-- BEGIN Data listing --
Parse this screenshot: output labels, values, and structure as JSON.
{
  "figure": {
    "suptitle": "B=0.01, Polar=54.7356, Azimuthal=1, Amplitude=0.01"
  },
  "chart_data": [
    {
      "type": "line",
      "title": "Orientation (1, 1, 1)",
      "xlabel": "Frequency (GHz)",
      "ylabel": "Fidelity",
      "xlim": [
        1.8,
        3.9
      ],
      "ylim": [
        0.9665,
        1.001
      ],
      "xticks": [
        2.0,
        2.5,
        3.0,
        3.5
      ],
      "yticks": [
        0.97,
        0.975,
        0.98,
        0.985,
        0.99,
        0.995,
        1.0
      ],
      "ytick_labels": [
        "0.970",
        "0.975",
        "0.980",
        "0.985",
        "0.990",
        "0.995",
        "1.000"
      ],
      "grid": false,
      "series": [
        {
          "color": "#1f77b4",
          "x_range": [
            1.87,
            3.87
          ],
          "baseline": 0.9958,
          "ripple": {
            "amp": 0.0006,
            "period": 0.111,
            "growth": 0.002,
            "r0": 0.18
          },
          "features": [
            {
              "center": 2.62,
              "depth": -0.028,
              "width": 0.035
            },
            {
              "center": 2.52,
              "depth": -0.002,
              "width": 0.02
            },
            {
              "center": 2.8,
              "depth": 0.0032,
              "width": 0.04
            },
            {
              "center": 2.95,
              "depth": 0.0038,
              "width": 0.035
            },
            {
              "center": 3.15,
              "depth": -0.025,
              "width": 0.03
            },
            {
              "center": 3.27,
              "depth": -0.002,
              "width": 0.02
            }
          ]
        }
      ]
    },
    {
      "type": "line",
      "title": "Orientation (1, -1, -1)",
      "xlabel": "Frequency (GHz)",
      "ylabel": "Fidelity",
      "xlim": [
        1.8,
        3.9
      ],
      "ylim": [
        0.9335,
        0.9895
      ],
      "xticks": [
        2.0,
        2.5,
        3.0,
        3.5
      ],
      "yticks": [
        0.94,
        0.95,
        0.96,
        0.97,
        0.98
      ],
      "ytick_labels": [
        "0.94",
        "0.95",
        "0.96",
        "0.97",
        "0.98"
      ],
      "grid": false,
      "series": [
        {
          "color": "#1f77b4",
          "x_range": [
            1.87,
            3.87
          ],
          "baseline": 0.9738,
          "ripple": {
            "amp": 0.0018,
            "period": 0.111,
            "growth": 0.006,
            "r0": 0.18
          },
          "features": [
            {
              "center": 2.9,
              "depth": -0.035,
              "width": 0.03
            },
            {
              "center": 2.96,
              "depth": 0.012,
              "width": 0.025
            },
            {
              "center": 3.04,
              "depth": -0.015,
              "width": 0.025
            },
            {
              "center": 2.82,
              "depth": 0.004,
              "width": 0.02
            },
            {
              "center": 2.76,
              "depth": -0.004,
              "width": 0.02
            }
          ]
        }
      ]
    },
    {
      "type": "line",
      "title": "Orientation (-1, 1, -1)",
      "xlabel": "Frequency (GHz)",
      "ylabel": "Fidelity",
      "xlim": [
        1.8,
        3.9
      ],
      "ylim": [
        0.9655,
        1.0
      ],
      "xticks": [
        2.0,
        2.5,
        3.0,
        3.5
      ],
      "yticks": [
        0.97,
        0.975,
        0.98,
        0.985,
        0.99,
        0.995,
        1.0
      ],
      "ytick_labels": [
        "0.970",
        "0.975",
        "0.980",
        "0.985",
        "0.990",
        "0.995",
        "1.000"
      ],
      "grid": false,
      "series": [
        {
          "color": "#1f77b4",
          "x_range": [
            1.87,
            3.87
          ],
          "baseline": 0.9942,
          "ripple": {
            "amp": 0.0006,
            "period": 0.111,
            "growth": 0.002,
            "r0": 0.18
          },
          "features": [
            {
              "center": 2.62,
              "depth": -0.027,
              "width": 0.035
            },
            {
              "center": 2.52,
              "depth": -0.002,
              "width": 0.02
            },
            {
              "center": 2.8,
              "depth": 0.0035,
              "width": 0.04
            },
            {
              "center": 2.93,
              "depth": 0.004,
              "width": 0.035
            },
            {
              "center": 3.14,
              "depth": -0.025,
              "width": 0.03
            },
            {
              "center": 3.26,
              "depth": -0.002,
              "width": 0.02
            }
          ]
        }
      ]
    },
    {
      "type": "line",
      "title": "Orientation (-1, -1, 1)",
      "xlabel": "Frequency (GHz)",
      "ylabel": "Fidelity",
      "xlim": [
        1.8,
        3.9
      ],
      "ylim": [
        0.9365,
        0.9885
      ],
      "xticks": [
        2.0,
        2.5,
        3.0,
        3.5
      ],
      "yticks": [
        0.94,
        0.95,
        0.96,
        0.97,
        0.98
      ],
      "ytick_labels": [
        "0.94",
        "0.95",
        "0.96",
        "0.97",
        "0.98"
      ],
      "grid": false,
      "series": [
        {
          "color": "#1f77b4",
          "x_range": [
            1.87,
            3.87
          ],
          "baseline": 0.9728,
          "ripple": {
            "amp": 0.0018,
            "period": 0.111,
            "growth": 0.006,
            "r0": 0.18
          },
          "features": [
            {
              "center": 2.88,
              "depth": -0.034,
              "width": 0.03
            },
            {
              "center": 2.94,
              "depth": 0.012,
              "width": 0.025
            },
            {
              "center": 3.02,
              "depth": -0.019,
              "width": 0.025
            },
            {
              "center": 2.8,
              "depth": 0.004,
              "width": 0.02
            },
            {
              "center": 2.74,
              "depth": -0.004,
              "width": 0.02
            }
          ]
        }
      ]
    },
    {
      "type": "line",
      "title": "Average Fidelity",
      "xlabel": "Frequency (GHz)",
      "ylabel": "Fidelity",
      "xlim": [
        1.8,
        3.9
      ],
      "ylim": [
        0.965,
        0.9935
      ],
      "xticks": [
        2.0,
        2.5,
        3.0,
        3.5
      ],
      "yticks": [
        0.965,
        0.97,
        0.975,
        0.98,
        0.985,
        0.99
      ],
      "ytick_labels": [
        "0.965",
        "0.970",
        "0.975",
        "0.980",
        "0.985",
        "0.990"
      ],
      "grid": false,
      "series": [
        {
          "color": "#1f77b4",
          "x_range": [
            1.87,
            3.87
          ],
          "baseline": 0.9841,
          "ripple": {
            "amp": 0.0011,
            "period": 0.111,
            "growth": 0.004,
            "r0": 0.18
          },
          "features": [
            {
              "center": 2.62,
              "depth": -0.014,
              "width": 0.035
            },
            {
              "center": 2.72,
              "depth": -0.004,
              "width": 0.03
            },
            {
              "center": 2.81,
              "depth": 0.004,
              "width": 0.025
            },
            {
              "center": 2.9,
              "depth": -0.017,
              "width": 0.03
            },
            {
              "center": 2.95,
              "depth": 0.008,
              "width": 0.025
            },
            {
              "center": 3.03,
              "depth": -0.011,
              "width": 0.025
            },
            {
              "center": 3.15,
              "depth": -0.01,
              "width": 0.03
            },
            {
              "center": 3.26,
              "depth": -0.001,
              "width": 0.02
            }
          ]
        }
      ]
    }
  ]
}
-- END Data listing --
-- BEGIN Data listing --
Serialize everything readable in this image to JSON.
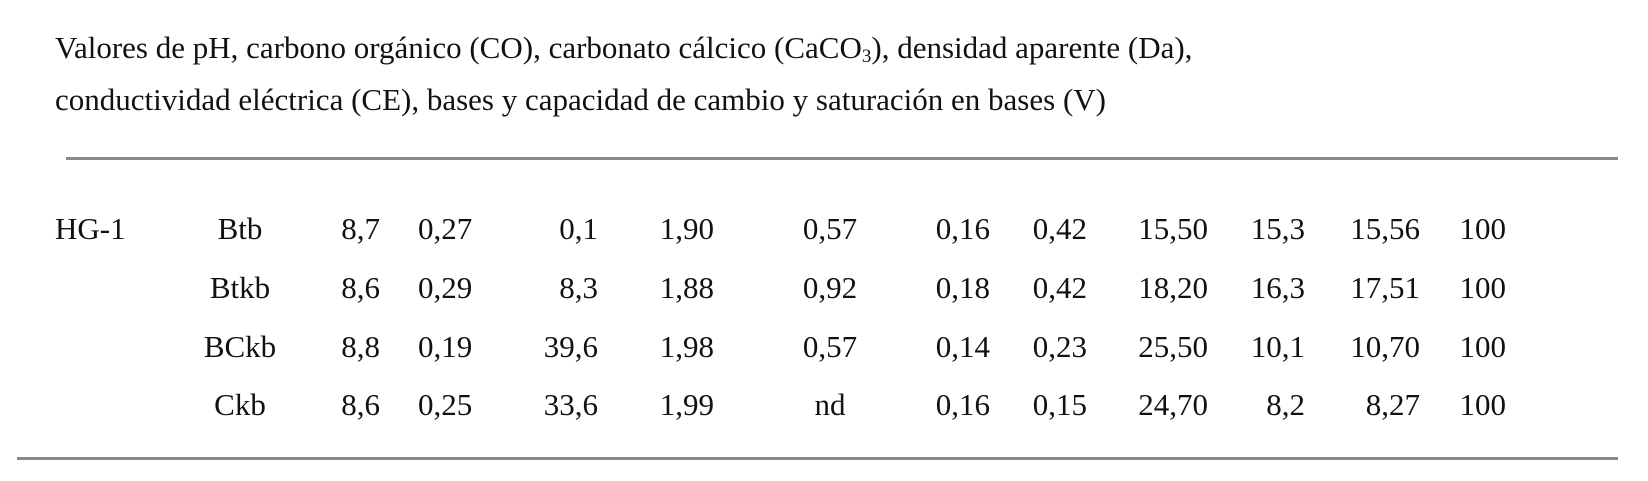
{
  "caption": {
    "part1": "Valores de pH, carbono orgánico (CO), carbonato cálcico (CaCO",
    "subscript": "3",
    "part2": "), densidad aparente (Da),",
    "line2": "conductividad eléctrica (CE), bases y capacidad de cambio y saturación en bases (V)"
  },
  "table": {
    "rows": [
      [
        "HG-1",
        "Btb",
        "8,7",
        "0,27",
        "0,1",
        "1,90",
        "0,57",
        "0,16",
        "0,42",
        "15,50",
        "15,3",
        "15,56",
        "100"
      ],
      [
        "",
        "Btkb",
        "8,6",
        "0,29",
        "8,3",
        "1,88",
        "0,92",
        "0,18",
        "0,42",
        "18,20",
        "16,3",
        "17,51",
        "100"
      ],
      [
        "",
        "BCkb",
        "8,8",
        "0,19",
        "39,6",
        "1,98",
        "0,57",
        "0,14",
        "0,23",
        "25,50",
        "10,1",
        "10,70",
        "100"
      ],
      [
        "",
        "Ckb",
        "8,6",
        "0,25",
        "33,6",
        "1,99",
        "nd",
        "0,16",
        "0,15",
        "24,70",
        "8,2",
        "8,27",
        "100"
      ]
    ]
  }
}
-- END Data listing --
* Problem to work on
For the listing above, identify each line bearing "this".

* Result of the exercise
Parse this screenshot: output labels, values, and structure as JSON.
Serialize everything readable in this image to JSON.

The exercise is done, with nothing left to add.